• DIRECTIVE
Pick out each line in these entries that contains the string "Number".

# START OF INPUT MATERIAL

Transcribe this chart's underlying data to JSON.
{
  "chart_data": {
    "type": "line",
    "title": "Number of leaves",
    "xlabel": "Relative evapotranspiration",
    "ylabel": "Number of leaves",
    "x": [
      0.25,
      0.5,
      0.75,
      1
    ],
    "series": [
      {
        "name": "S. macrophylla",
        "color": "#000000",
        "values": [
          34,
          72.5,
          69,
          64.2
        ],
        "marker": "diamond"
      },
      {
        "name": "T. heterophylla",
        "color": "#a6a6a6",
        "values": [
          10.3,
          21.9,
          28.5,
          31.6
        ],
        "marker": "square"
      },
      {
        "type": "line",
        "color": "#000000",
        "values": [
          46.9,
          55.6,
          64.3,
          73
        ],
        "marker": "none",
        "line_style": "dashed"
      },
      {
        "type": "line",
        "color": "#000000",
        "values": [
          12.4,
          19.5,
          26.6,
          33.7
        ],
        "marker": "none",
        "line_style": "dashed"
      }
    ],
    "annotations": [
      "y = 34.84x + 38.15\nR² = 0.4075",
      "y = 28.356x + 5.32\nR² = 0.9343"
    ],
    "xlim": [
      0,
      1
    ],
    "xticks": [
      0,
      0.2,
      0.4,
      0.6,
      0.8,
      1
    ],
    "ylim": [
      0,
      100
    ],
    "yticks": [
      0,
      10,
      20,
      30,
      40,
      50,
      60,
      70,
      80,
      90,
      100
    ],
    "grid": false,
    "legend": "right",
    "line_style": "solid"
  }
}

# END OF INPUT MATERIAL

• TASK SOLUTION
    "title": "Number of leaves",
    "ylabel": "Number of leaves",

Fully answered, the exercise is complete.